Dataset entries
------------------------------------

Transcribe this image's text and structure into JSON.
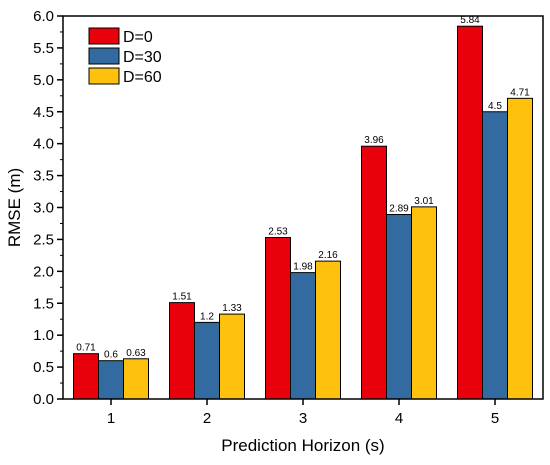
{
  "chart_data": {
    "type": "bar",
    "categories": [
      "1",
      "2",
      "3",
      "4",
      "5"
    ],
    "series": [
      {
        "name": "D=0",
        "color": "#e8000b",
        "values": [
          0.71,
          1.51,
          2.53,
          3.96,
          5.84
        ],
        "labels": [
          "0.71",
          "1.51",
          "2.53",
          "3.96",
          "5.84"
        ]
      },
      {
        "name": "D=30",
        "color": "#336aa0",
        "values": [
          0.6,
          1.2,
          1.98,
          2.89,
          4.5
        ],
        "labels": [
          "0.6",
          "1.2",
          "1.98",
          "2.89",
          "4.5"
        ]
      },
      {
        "name": "D=60",
        "color": "#fec20e",
        "values": [
          0.63,
          1.33,
          2.16,
          3.01,
          4.71
        ],
        "labels": [
          "0.63",
          "1.33",
          "2.16",
          "3.01",
          "4.71"
        ]
      }
    ],
    "xlabel": "Prediction Horizon (s)",
    "ylabel": "RMSE (m)",
    "ylim": [
      0,
      6
    ],
    "yticks": [
      "0.0",
      "0.5",
      "1.0",
      "1.5",
      "2.0",
      "2.5",
      "3.0",
      "3.5",
      "4.0",
      "4.5",
      "5.0",
      "5.5",
      "6.0"
    ],
    "grid": false,
    "legend_position": "top-left"
  }
}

------------------------------------

◆ **INSTRUCTIONS TO FOLLOW**:
Leave out the pictures, and give all the records again exactly.

◆ **COMPLETED EXERCISE**:
Transcribe this image's text and structure into JSON.
{
  "chart_data": {
    "type": "bar",
    "categories": [
      "1",
      "2",
      "3",
      "4",
      "5"
    ],
    "series": [
      {
        "name": "D=0",
        "color": "#e8000b",
        "values": [
          0.71,
          1.51,
          2.53,
          3.96,
          5.84
        ],
        "labels": [
          "0.71",
          "1.51",
          "2.53",
          "3.96",
          "5.84"
        ]
      },
      {
        "name": "D=30",
        "color": "#336aa0",
        "values": [
          0.6,
          1.2,
          1.98,
          2.89,
          4.5
        ],
        "labels": [
          "0.6",
          "1.2",
          "1.98",
          "2.89",
          "4.5"
        ]
      },
      {
        "name": "D=60",
        "color": "#fec20e",
        "values": [
          0.63,
          1.33,
          2.16,
          3.01,
          4.71
        ],
        "labels": [
          "0.63",
          "1.33",
          "2.16",
          "3.01",
          "4.71"
        ]
      }
    ],
    "xlabel": "Prediction Horizon (s)",
    "ylabel": "RMSE (m)",
    "ylim": [
      0,
      6
    ],
    "yticks": [
      "0.0",
      "0.5",
      "1.0",
      "1.5",
      "2.0",
      "2.5",
      "3.0",
      "3.5",
      "4.0",
      "4.5",
      "5.0",
      "5.5",
      "6.0"
    ],
    "grid": false,
    "legend_position": "top-left"
  }
}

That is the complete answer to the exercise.